[Stored data entries]
═══

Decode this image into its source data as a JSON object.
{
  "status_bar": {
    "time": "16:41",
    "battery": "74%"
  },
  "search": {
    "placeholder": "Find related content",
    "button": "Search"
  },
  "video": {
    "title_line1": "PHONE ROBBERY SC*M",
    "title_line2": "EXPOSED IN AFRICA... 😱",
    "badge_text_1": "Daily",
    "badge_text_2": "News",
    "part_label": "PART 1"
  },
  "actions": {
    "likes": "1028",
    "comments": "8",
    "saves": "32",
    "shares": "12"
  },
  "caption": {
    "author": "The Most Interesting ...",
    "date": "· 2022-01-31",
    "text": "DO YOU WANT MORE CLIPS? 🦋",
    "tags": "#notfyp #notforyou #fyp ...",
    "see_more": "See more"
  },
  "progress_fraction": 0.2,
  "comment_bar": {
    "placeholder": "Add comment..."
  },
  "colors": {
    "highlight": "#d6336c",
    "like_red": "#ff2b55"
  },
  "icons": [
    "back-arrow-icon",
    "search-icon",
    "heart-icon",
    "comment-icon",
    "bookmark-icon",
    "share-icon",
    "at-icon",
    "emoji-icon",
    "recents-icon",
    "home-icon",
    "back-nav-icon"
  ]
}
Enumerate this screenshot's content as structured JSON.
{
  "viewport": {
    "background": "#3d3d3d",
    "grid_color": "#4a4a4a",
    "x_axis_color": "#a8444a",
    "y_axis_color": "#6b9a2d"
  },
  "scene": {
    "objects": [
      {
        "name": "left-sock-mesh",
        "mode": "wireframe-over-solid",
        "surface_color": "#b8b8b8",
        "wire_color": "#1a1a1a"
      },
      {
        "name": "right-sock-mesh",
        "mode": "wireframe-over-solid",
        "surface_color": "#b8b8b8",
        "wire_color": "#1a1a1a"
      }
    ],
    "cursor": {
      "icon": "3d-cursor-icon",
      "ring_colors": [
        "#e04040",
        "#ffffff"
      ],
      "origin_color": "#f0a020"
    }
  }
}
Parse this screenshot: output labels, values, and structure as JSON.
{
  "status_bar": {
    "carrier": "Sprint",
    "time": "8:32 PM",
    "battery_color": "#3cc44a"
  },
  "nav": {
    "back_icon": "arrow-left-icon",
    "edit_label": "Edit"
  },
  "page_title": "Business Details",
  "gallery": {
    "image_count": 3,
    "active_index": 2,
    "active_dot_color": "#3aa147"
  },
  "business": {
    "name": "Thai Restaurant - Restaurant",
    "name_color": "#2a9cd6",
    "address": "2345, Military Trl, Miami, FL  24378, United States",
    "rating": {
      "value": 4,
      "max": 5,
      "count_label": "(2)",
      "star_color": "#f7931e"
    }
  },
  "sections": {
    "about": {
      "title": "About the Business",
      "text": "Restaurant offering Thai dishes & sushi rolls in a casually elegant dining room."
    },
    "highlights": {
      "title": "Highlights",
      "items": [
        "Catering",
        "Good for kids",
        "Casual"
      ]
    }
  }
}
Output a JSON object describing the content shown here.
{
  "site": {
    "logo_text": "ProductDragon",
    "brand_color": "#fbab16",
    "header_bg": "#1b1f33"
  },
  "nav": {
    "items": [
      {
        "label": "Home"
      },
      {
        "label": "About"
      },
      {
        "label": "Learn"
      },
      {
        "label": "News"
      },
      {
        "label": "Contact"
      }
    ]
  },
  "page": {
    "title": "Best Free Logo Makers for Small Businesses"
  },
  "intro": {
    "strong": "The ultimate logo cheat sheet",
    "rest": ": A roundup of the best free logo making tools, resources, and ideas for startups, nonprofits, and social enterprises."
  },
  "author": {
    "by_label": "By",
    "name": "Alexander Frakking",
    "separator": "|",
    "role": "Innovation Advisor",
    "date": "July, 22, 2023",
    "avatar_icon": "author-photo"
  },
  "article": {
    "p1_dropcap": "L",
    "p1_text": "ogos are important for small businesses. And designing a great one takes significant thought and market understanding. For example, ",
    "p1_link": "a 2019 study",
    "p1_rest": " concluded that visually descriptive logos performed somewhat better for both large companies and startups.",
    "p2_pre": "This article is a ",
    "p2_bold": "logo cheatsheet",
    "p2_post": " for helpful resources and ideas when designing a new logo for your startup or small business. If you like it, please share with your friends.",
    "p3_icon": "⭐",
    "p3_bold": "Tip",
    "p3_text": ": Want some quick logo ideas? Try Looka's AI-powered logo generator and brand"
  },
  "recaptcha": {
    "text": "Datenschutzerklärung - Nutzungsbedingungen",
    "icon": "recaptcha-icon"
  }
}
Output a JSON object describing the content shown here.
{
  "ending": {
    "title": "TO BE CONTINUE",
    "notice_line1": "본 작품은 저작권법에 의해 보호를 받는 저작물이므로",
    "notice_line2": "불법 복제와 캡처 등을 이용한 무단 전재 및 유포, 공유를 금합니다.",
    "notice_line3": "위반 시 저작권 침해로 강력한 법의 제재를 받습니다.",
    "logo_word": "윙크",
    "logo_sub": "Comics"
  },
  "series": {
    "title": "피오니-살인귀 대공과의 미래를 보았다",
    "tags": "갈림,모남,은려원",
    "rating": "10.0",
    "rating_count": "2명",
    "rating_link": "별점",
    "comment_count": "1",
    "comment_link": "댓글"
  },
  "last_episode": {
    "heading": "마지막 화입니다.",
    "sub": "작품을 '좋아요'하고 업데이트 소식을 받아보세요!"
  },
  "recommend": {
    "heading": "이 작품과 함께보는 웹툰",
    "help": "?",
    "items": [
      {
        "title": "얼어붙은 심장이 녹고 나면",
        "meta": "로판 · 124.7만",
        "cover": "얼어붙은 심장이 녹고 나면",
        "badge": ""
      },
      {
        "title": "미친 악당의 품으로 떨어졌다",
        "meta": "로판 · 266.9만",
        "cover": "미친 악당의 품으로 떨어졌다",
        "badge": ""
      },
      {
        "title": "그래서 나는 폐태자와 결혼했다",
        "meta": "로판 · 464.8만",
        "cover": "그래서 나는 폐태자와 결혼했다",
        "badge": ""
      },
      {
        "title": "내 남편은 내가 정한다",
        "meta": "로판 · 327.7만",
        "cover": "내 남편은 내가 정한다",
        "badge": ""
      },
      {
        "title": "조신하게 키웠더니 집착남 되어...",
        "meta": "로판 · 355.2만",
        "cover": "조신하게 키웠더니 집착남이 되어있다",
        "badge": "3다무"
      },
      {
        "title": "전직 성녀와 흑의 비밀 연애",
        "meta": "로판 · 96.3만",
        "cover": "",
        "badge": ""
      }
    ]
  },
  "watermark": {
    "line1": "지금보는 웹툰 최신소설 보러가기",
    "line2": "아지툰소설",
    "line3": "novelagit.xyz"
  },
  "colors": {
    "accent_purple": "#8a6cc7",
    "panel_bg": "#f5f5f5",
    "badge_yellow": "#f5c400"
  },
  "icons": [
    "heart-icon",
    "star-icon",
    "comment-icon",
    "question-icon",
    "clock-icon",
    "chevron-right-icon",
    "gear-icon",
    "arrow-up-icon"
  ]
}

═══

- [Your instructions]
Write out the material from the first line to the last, exactly.

- [Task answer]
Decode this image into its source data as a JSON object.
{
  "status_bar": {
    "time": "16:41",
    "battery": "74%"
  },
  "search": {
    "placeholder": "Find related content",
    "button": "Search"
  },
  "video": {
    "title_line1": "PHONE ROBBERY SC*M",
    "title_line2": "EXPOSED IN AFRICA... 😱",
    "badge_text_1": "Daily",
    "badge_text_2": "News",
    "part_label": "PART 1"
  },
  "actions": {
    "likes": "1028",
    "comments": "8",
    "saves": "32",
    "shares": "12"
  },
  "caption": {
    "author": "The Most Interesting ...",
    "date": "· 2022-01-31",
    "text": "DO YOU WANT MORE CLIPS? 🦋",
    "tags": "#notfyp #notforyou #fyp ...",
    "see_more": "See more"
  },
  "progress_fraction": 0.2,
  "comment_bar": {
    "placeholder": "Add comment..."
  },
  "colors": {
    "highlight": "#d6336c",
    "like_red": "#ff2b55"
  },
  "icons": [
    "back-arrow-icon",
    "search-icon",
    "heart-icon",
    "comment-icon",
    "bookmark-icon",
    "share-icon",
    "at-icon",
    "emoji-icon",
    "recents-icon",
    "home-icon",
    "back-nav-icon"
  ]
}
Enumerate this screenshot's content as structured JSON.
{
  "viewport": {
    "background": "#3d3d3d",
    "grid_color": "#4a4a4a",
    "x_axis_color": "#a8444a",
    "y_axis_color": "#6b9a2d"
  },
  "scene": {
    "objects": [
      {
        "name": "left-sock-mesh",
        "mode": "wireframe-over-solid",
        "surface_color": "#b8b8b8",
        "wire_color": "#1a1a1a"
      },
      {
        "name": "right-sock-mesh",
        "mode": "wireframe-over-solid",
        "surface_color": "#b8b8b8",
        "wire_color": "#1a1a1a"
      }
    ],
    "cursor": {
      "icon": "3d-cursor-icon",
      "ring_colors": [
        "#e04040",
        "#ffffff"
      ],
      "origin_color": "#f0a020"
    }
  }
}
Parse this screenshot: output labels, values, and structure as JSON.
{
  "status_bar": {
    "carrier": "Sprint",
    "time": "8:32 PM",
    "battery_color": "#3cc44a"
  },
  "nav": {
    "back_icon": "arrow-left-icon",
    "edit_label": "Edit"
  },
  "page_title": "Business Details",
  "gallery": {
    "image_count": 3,
    "active_index": 2,
    "active_dot_color": "#3aa147"
  },
  "business": {
    "name": "Thai Restaurant - Restaurant",
    "name_color": "#2a9cd6",
    "address": "2345, Military Trl, Miami, FL  24378, United States",
    "rating": {
      "value": 4,
      "max": 5,
      "count_label": "(2)",
      "star_color": "#f7931e"
    }
  },
  "sections": {
    "about": {
      "title": "About the Business",
      "text": "Restaurant offering Thai dishes & sushi rolls in a casually elegant dining room."
    },
    "highlights": {
      "title": "Highlights",
      "items": [
        "Catering",
        "Good for kids",
        "Casual"
      ]
    }
  }
}
Output a JSON object describing the content shown here.
{
  "site": {
    "logo_text": "ProductDragon",
    "brand_color": "#fbab16",
    "header_bg": "#1b1f33"
  },
  "nav": {
    "items": [
      {
        "label": "Home"
      },
      {
        "label": "About"
      },
      {
        "label": "Learn"
      },
      {
        "label": "News"
      },
      {
        "label": "Contact"
      }
    ]
  },
  "page": {
    "title": "Best Free Logo Makers for Small Businesses"
  },
  "intro": {
    "strong": "The ultimate logo cheat sheet",
    "rest": ": A roundup of the best free logo making tools, resources, and ideas for startups, nonprofits, and social enterprises."
  },
  "author": {
    "by_label": "By",
    "name": "Alexander Frakking",
    "separator": "|",
    "role": "Innovation Advisor",
    "date": "July, 22, 2023",
    "avatar_icon": "author-photo"
  },
  "article": {
    "p1_dropcap": "L",
    "p1_text": "ogos are important for small businesses. And designing a great one takes significant thought and market understanding. For example, ",
    "p1_link": "a 2019 study",
    "p1_rest": " concluded that visually descriptive logos performed somewhat better for both large companies and startups.",
    "p2_pre": "This article is a ",
    "p2_bold": "logo cheatsheet",
    "p2_post": " for helpful resources and ideas when designing a new logo for your startup or small business. If you like it, please share with your friends.",
    "p3_icon": "⭐",
    "p3_bold": "Tip",
    "p3_text": ": Want some quick logo ideas? Try Looka's AI-powered logo generator and brand"
  },
  "recaptcha": {
    "text": "Datenschutzerklärung - Nutzungsbedingungen",
    "icon": "recaptcha-icon"
  }
}
Output a JSON object describing the content shown here.
{
  "ending": {
    "title": "TO BE CONTINUE",
    "notice_line1": "본 작품은 저작권법에 의해 보호를 받는 저작물이므로",
    "notice_line2": "불법 복제와 캡처 등을 이용한 무단 전재 및 유포, 공유를 금합니다.",
    "notice_line3": "위반 시 저작권 침해로 강력한 법의 제재를 받습니다.",
    "logo_word": "윙크",
    "logo_sub": "Comics"
  },
  "series": {
    "title": "피오니-살인귀 대공과의 미래를 보았다",
    "tags": "갈림,모남,은려원",
    "rating": "10.0",
    "rating_count": "2명",
    "rating_link": "별점",
    "comment_count": "1",
    "comment_link": "댓글"
  },
  "last_episode": {
    "heading": "마지막 화입니다.",
    "sub": "작품을 '좋아요'하고 업데이트 소식을 받아보세요!"
  },
  "recommend": {
    "heading": "이 작품과 함께보는 웹툰",
    "help": "?",
    "items": [
      {
        "title": "얼어붙은 심장이 녹고 나면",
        "meta": "로판 · 124.7만",
        "cover": "얼어붙은 심장이 녹고 나면",
        "badge": ""
      },
      {
        "title": "미친 악당의 품으로 떨어졌다",
        "meta": "로판 · 266.9만",
        "cover": "미친 악당의 품으로 떨어졌다",
        "badge": ""
      },
      {
        "title": "그래서 나는 폐태자와 결혼했다",
        "meta": "로판 · 464.8만",
        "cover": "그래서 나는 폐태자와 결혼했다",
        "badge": ""
      },
      {
        "title": "내 남편은 내가 정한다",
        "meta": "로판 · 327.7만",
        "cover": "내 남편은 내가 정한다",
        "badge": ""
      },
      {
        "title": "조신하게 키웠더니 집착남 되어...",
        "meta": "로판 · 355.2만",
        "cover": "조신하게 키웠더니 집착남이 되어있다",
        "badge": "3다무"
      },
      {
        "title": "전직 성녀와 흑의 비밀 연애",
        "meta": "로판 · 96.3만",
        "cover": "",
        "badge": ""
      }
    ]
  },
  "watermark": {
    "line1": "지금보는 웹툰 최신소설 보러가기",
    "line2": "아지툰소설",
    "line3": "novelagit.xyz"
  },
  "colors": {
    "accent_purple": "#8a6cc7",
    "panel_bg": "#f5f5f5",
    "badge_yellow": "#f5c400"
  },
  "icons": [
    "heart-icon",
    "star-icon",
    "comment-icon",
    "question-icon",
    "clock-icon",
    "chevron-right-icon",
    "gear-icon",
    "arrow-up-icon"
  ]
}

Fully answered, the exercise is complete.